## EXERCISE DESCRIPTION
Rewrite the stator text starting at "The stator 25 preferably" and ending at "the teeth 72.", putting "stacked steel sheets" wherever "laminated steel sheets" appears.

## TEXT SECTION
The stator 25 is fitted to the base portion 22. The stator 25 is arranged to produce a turning force (a torque) centered on the central axis J1 between the stator 25 and a magnet 33 arranged around the shaft 21. That is, the stator 25 and the magnet 33 together define a driving mechanism configured to rotate the rotating portion 3 with respect to the stationary portion 2.

The stator 25 preferably includes a stator core 251 and a plurality of coils 252. The stator core 251 includes an annular core back 71 and a plurality of teeth 72. The core back is fixed to an outer circumferential surface of the holder portion 222 of the base portion 22. The teeth 72 are arranged to project radially outward from the core back 71. The stator core 251 is preferably defined, for example, by laminated steel sheets, that is, electromagnetic steel sheets placed one upon another in an axial direction. Each coil 252 is defined by a conducting wire wound around a separate one of the teeth 72.

The rotating portion 3 preferably includes a sleeve portion 31, a hub 32, the magnet 33, and a cap 34.

## GIVEN INFORMATION
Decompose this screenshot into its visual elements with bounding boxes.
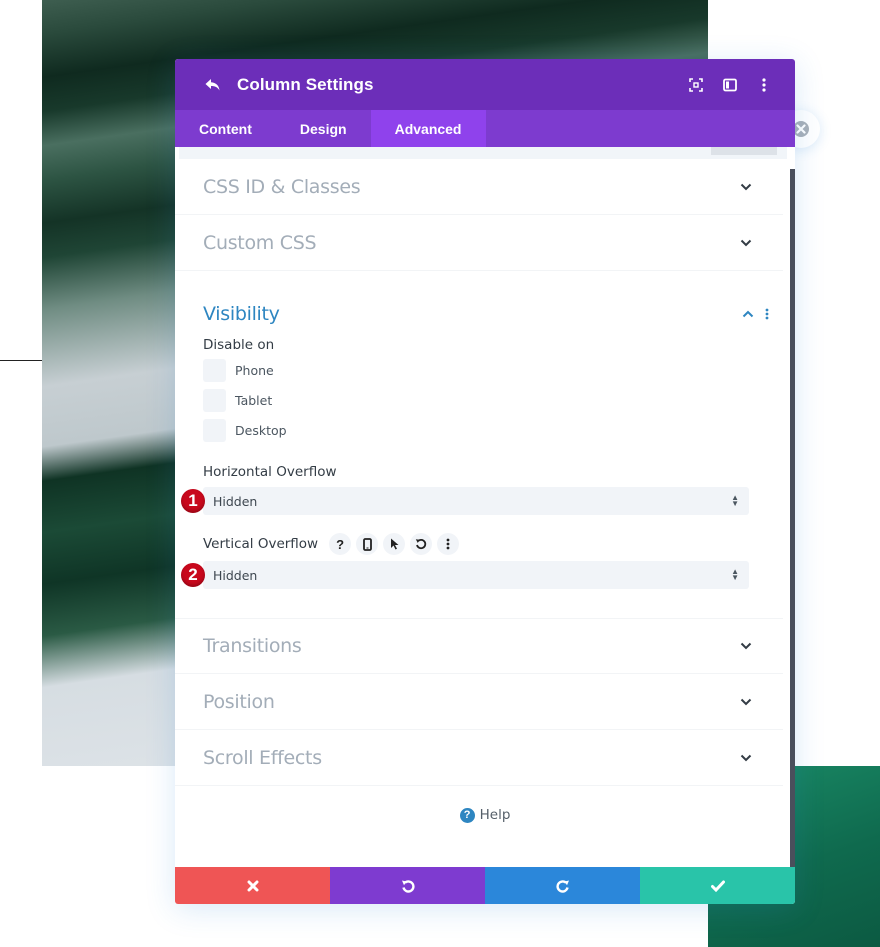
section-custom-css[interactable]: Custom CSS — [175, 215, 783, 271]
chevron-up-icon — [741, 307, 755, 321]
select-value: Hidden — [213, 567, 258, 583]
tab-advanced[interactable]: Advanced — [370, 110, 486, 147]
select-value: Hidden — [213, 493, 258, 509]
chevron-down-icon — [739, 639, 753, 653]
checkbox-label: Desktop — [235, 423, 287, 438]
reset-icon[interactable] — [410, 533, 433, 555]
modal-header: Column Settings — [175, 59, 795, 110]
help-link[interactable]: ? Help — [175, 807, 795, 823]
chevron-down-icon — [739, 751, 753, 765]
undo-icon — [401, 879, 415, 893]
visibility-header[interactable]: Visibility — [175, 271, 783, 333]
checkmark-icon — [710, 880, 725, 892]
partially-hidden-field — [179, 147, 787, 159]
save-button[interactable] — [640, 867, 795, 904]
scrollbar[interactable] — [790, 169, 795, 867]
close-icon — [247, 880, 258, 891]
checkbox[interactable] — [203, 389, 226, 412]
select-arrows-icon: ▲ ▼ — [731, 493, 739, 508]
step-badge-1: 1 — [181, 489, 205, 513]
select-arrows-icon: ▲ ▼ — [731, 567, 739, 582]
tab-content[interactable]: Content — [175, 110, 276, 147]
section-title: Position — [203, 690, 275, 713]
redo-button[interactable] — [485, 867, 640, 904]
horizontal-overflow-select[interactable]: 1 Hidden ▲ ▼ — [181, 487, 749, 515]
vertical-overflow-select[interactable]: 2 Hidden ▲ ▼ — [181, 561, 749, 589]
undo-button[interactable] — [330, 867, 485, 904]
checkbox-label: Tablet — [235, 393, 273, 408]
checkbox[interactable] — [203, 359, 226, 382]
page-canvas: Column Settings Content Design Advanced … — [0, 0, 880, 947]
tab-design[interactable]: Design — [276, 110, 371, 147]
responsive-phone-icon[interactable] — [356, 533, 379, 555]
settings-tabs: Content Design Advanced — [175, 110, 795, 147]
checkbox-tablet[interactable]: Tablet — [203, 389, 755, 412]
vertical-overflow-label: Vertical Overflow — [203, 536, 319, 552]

## RESPONSE TO THIS TASK
The stator 25 preferably includes a stator core 251 and a plurality of coils 252. The stator core 251 includes an annular core back 71 and a plurality of teeth 72. The core back is fixed to an outer circumferential surface of the holder portion 222 of the base portion 22. The teeth 72 are arranged to project radially outward from the core back 71. The stator core 251 is preferably defined, for example, by stacked steel sheets, that is, electromagnetic steel sheets placed one upon another in an axial direction. Each coil 252 is defined by a conducting wire wound around a separate one of the teeth 72.